STATED TASK :: Below are some entries. Copy each line that holds the string "Nadia".

DATASET ::

— start —

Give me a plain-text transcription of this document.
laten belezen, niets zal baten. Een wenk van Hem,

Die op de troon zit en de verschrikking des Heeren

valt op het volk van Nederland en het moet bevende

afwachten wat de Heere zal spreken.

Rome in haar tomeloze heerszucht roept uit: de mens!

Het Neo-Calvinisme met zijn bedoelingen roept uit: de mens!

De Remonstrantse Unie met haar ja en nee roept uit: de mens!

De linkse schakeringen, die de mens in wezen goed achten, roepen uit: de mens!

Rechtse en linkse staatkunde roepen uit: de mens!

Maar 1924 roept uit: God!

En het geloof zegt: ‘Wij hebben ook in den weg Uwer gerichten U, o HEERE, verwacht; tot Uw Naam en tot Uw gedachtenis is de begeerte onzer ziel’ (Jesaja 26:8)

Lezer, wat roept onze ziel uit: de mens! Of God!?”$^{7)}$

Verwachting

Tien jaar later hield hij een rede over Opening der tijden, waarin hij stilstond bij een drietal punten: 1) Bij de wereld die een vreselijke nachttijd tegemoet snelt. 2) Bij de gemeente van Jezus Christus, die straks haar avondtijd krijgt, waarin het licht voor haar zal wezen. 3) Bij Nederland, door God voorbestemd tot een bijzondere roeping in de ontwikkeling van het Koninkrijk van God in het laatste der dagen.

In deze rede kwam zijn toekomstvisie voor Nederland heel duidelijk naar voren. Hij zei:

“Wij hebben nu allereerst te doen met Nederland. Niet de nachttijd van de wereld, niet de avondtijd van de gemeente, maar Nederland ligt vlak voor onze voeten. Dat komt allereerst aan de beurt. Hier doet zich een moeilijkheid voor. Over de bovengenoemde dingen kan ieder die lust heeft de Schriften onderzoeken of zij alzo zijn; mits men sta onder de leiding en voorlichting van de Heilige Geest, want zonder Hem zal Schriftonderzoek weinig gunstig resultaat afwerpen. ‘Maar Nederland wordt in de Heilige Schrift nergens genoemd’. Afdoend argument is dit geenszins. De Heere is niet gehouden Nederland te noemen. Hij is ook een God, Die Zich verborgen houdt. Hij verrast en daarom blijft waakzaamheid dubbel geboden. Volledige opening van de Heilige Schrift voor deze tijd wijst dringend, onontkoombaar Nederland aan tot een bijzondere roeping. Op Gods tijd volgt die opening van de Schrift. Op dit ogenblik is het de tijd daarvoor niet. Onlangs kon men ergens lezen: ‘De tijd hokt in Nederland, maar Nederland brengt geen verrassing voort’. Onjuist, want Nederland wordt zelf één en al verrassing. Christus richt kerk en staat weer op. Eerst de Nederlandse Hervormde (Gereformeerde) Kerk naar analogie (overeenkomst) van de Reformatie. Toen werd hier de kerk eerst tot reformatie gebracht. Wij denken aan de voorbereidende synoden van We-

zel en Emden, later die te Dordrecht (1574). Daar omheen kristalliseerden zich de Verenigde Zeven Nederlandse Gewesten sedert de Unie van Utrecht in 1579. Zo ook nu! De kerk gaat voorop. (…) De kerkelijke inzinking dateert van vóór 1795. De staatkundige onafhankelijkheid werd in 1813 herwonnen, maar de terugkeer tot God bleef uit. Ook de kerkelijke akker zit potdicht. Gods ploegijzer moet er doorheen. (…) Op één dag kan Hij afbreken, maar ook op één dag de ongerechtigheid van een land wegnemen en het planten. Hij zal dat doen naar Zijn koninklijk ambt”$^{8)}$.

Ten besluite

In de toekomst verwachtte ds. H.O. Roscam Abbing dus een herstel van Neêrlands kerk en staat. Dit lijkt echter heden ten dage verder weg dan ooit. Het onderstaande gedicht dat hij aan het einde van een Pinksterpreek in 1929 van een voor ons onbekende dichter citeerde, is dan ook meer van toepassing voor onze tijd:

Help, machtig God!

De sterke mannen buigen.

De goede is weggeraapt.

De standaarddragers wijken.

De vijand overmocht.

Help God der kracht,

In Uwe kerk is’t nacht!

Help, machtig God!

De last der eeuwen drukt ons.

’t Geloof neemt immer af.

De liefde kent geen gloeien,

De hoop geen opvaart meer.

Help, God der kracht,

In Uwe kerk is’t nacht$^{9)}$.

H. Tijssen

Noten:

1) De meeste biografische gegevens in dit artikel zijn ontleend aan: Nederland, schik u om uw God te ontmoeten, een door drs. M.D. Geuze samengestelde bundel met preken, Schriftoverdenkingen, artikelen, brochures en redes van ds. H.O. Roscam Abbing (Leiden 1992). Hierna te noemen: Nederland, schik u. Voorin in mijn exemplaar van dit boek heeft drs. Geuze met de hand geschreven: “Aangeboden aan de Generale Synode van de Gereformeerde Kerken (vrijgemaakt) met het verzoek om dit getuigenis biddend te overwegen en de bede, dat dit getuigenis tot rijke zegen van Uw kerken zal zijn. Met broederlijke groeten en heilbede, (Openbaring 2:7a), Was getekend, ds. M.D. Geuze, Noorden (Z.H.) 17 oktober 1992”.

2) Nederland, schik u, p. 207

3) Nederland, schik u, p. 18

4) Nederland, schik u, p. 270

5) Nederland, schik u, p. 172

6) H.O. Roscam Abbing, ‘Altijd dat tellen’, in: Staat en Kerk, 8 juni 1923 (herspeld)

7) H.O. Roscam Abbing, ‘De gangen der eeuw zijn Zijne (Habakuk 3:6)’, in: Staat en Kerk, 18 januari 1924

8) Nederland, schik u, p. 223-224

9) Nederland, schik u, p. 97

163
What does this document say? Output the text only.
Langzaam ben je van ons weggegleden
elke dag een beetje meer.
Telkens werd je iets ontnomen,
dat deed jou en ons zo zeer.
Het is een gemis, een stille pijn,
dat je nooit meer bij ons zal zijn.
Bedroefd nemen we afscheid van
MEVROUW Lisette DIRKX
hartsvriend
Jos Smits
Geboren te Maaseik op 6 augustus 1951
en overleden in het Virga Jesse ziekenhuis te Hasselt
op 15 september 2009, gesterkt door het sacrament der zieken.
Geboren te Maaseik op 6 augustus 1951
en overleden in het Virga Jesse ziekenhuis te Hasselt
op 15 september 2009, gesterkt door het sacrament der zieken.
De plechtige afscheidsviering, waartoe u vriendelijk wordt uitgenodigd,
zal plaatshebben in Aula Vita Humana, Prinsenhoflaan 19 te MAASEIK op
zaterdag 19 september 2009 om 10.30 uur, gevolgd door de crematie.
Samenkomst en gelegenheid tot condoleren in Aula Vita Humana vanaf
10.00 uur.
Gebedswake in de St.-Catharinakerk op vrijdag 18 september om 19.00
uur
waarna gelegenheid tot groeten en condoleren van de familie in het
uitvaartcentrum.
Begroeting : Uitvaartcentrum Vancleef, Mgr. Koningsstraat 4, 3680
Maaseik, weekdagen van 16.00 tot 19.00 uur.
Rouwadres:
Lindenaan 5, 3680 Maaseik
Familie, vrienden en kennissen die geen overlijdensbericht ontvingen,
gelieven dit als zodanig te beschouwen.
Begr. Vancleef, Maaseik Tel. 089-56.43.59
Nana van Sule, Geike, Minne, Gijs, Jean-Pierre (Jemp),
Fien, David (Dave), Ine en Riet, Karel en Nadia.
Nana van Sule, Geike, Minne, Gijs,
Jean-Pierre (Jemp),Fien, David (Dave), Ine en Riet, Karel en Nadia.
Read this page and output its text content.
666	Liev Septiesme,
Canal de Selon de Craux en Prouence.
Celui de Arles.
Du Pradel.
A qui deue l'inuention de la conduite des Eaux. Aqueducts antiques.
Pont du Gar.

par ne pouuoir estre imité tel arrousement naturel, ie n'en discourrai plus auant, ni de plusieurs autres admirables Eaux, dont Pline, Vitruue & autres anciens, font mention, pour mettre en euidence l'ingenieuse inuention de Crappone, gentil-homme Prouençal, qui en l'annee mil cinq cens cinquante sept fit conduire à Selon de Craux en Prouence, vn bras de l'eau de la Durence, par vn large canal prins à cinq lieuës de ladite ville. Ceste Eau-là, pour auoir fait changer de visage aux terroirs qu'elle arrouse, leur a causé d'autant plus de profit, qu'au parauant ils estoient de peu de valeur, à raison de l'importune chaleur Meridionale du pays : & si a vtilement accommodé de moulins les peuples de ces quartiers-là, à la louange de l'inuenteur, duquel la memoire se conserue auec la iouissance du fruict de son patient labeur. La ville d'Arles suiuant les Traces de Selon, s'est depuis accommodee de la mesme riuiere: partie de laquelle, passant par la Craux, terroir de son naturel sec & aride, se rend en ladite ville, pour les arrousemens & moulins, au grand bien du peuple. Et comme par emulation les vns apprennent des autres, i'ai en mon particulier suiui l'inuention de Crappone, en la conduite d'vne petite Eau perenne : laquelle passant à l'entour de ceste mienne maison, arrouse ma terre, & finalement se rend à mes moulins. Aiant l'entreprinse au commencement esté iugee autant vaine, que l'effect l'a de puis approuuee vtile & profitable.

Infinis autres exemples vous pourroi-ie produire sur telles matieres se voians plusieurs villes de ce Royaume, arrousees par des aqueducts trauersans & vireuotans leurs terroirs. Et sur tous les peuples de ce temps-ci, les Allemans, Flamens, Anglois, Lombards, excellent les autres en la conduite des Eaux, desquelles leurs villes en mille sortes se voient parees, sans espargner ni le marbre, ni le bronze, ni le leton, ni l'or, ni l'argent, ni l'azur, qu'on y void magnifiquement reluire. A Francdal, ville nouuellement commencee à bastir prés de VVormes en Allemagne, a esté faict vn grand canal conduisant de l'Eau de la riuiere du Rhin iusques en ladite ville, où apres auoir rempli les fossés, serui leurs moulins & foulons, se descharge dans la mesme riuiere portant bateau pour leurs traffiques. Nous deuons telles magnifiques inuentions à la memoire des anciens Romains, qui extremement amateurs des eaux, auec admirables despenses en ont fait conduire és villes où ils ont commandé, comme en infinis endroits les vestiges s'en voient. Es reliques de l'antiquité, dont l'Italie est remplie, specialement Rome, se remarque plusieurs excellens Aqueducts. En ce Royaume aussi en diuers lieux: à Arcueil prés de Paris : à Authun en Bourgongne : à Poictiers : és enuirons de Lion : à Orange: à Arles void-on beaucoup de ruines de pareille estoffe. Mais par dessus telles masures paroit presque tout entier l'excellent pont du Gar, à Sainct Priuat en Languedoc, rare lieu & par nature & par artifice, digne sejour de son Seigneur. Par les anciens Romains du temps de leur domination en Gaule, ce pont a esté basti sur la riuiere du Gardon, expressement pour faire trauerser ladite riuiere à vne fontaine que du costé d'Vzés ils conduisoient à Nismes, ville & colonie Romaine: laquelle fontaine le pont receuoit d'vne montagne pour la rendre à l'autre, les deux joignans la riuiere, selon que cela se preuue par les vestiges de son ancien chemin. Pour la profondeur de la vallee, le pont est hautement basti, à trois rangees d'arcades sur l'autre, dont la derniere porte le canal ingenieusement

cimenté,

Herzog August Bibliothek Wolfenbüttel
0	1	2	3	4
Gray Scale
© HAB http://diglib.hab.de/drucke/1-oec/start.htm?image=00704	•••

— end —

ANSWER TO THIS PROBLEM ::
Fien, David (Dave), Ine en Riet, Karel en Nadia.
Jean-Pierre (Jemp),Fien, David (Dave), Ine en Riet, Karel en Nadia.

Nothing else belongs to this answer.